++++ Data ++++

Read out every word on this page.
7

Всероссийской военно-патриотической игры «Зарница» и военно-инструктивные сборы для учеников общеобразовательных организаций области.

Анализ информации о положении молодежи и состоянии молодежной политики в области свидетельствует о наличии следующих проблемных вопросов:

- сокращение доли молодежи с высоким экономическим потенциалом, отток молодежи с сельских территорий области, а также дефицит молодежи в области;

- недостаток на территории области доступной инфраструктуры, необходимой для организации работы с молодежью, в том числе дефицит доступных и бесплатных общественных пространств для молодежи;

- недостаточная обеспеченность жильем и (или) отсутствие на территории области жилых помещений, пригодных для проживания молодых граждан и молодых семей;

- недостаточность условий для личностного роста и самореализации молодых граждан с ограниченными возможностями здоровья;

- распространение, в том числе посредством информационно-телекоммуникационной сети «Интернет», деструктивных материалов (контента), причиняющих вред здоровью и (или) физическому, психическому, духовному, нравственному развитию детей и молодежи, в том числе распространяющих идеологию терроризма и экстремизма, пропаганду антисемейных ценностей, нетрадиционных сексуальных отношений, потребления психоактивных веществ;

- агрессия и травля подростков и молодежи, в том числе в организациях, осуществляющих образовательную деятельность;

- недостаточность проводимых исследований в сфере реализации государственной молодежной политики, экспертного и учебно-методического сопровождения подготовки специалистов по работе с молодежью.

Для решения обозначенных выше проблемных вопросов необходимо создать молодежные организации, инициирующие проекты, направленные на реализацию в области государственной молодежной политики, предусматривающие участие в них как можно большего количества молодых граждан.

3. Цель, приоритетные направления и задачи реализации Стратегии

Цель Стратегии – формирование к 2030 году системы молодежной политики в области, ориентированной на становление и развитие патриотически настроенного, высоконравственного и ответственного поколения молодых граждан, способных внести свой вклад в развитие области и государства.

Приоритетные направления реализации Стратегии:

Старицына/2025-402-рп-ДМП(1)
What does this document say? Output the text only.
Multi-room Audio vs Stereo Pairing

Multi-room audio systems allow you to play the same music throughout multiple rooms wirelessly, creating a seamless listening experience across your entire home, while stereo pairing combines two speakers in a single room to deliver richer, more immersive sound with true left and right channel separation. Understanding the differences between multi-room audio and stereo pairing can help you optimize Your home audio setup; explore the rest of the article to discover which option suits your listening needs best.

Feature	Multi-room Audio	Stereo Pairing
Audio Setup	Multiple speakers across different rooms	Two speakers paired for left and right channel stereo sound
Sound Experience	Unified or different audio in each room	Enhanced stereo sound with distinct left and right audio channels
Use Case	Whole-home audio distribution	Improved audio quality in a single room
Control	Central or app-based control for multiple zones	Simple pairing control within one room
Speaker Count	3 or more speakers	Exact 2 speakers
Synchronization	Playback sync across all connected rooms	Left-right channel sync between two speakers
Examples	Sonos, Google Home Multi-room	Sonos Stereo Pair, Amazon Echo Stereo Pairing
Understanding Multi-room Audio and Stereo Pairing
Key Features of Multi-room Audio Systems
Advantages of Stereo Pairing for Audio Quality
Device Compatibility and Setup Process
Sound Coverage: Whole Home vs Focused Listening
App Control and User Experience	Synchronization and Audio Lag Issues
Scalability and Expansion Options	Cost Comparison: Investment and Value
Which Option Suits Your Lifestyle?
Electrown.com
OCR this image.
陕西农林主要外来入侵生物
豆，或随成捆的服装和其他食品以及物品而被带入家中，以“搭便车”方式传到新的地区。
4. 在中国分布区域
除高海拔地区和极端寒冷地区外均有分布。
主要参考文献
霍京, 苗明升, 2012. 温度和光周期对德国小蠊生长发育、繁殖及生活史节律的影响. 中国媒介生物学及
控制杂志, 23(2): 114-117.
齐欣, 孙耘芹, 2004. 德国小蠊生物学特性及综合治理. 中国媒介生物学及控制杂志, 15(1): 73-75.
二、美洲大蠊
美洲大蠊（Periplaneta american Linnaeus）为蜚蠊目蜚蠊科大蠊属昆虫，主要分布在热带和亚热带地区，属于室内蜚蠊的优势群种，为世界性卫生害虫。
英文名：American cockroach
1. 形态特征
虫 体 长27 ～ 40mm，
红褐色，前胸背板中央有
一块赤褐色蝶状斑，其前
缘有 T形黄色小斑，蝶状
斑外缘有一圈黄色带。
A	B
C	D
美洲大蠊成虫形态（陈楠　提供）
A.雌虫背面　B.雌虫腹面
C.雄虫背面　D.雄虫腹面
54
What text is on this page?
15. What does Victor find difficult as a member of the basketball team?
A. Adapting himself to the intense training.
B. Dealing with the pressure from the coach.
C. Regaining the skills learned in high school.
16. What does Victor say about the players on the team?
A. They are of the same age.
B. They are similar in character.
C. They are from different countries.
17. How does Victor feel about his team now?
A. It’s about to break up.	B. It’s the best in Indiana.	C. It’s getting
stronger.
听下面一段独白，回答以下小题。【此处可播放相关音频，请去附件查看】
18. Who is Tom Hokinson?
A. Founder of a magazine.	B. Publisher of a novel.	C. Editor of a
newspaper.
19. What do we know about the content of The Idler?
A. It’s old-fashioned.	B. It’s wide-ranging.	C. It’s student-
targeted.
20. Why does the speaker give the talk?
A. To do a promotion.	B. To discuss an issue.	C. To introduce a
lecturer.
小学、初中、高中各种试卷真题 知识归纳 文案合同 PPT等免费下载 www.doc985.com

++++

- Directive:
Answer with one number: how many lines of the entries above include the word "Whole".

- Exercise output:
2